▸ **PASSAGE TO READ**
** start **

The real wages of low income groups

Published July 2, 2007

The construction industry’s share in the GDP is stuck at two per cent and real wages in the industry have been stagnant for long. It was only in last two years that the industry has bounced back due to reconstruction activities in the quake-hit areas and increased spending on the developmental projects. Also some credit goes to SBP monetary policy which stimulated the demand further.

This paper develops a case study to look at the performance of real wage scenario of the construction industry which will further help to gauge the state of real wages (earning Rs200-400 per day) in other small and large industries of the economy where industrial workers work on daily wages (lower-income strata). Because of scarcity of data, only available on Economic Survey of Pakistan wage rates of masons, carpenters and general labours will be used to run the analysis.

For the last 13 years, food inflation has been rising on an average rate of 6.29 per cent per year, registering the lowest rate of 2.1 per cent in 1999-2000 and highest 14 per cent in 04/05. Swings in food inflation rates, are mainly attributed to demand-supply shocks. It is said that formation of cartels in the supply chain of food items and the nature have been the main causes in the supply shocks. On the demand side, population explosion has been the main factor.

However, policymakers sitting in Islamabad seem always praying for nature’s blessing for the growth in agriculture sector to contain food inflation. No serious efforts have been made for increasing productivity of the agriculture sector.

Methodology: To measure real wages (real buying power), current wages are converted to constant base year prices (2000-01), taking out the effect of food inflation. This is being done by taking the average of nominal wages of carpenters, masons and labourers (unskilled) measured in Islamabad, Karachi, Lahore, Peshawar and Quetta, and dividing it into the food inflation index. Here, food inflation index is used as a price deflator as the coverage of Consumer Price Index (CPI) comprised of over 300 items would not truly demonstrate the changes in real buying power of wages of construction industry workers or daily wage earners in other sectors of the economy.

Some of the items included in the basket of CPI simply do not belong to the workers under this study. Also this analysis is being undertaken in the backdrop of comments made by the researchers that poor/daily wage earners i.e., lower segments of society have been badly hit by the rise in food items prices.

Analysis: Nominal wages have been rising modestly for workers (see Figure I), however, there was a sharp upward turn in the nominal wages after the year 2003, particularly for unskilled labourers. In contrast to that, however, real wages remained stagnant or fell, for most of 13 years period (1993-06 (July-March)) showing shrinking purchasing power for all three classes.

** end **

▸ **REQUIREMENT 1**
Show every line of the listing below that contains the string "calendar". Case counts.

Layout annotation records:

** start **

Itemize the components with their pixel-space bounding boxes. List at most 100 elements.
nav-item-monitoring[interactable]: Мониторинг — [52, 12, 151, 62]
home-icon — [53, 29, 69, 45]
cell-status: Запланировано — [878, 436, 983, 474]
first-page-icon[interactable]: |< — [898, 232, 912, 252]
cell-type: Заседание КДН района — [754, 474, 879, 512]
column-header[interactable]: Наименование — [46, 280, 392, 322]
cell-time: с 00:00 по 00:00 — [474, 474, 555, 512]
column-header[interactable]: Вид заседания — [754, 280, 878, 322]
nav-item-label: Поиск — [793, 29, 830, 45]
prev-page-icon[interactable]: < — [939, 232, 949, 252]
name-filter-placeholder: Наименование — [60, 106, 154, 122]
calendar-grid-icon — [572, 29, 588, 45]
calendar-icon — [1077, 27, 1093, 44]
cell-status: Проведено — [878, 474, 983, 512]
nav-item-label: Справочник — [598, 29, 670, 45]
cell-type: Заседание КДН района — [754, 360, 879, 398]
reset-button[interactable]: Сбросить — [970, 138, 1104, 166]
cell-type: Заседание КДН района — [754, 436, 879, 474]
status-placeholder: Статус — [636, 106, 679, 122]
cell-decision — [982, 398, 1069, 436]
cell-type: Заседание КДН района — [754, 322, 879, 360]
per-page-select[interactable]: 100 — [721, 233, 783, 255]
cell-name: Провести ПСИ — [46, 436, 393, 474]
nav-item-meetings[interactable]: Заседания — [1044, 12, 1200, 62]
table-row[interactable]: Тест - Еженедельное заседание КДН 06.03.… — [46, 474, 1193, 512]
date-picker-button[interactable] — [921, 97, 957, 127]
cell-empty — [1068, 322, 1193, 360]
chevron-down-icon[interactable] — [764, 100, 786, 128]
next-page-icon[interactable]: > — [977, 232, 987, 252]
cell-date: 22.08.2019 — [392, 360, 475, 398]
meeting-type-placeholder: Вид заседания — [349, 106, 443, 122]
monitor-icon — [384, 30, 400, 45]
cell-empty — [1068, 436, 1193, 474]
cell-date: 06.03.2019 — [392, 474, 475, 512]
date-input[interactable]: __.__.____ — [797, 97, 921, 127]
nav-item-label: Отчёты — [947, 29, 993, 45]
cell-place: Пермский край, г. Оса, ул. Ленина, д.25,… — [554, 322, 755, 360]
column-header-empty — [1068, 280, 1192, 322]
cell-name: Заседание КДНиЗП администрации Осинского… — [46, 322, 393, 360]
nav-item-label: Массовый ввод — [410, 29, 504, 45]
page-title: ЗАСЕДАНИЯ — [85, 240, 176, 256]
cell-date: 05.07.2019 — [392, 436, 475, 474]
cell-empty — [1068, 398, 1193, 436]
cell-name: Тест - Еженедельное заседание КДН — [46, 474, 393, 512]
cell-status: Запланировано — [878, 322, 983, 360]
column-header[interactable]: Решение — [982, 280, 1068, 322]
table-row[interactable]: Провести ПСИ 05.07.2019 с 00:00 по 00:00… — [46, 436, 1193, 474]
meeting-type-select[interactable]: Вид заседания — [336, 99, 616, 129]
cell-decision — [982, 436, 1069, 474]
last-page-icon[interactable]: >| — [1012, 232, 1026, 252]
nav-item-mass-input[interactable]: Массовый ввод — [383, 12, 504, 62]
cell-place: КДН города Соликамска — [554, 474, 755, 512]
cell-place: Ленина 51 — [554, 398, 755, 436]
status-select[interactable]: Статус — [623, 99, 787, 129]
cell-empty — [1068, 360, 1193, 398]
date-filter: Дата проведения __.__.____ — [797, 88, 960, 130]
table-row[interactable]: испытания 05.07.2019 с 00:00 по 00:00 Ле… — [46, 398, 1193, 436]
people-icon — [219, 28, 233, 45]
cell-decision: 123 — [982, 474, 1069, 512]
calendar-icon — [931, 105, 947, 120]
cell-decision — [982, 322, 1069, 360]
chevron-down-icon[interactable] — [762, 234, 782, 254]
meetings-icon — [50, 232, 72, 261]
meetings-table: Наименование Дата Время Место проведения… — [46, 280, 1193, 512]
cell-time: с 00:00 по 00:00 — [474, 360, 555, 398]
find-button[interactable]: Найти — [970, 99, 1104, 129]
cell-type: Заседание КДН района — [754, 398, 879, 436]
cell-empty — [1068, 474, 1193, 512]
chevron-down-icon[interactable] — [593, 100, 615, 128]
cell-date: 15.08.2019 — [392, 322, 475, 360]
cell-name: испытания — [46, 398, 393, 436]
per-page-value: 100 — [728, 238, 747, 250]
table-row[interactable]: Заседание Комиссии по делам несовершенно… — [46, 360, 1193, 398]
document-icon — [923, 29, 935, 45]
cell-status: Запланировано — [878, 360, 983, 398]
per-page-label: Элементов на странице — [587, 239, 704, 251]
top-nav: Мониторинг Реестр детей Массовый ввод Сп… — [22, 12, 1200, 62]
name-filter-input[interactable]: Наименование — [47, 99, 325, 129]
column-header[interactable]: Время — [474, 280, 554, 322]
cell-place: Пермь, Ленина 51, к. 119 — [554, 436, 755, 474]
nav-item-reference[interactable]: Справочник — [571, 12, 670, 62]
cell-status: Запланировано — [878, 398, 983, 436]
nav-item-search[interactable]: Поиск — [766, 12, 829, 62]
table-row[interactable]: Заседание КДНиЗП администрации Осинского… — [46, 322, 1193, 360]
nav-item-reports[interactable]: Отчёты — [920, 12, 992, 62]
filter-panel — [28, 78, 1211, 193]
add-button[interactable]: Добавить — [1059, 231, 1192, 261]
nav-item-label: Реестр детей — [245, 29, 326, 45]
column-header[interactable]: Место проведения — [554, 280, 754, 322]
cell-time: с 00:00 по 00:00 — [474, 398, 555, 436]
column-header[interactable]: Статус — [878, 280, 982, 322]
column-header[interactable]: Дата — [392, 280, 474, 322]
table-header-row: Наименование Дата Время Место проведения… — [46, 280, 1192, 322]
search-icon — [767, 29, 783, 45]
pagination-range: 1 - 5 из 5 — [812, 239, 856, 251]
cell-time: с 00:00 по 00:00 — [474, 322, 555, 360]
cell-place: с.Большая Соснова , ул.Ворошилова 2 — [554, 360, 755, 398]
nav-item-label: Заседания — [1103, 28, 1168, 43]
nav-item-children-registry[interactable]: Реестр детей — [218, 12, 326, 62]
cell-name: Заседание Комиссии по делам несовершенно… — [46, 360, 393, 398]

** end **

▸ **REQUIREMENT 2**
From the article on real wages above, extract the passage from "Analysis: Nominal wages" up to and including "all three classes.".

▸ **RIGHT ANSWER 1**
calendar-grid-icon — [572, 29, 588, 45]
calendar-icon — [1077, 27, 1093, 44]
calendar-icon — [931, 105, 947, 120]

▸ **RIGHT ANSWER 2**
Analysis: Nominal wages have been rising modestly for workers (see Figure I), however, there was a sharp upward turn in the nominal wages after the year 2003, particularly for unskilled labourers. In contrast to that, however, real wages remained stagnant or fell, for most of 13 years period (1993-06 (July-March)) showing shrinking purchasing power for all three classes.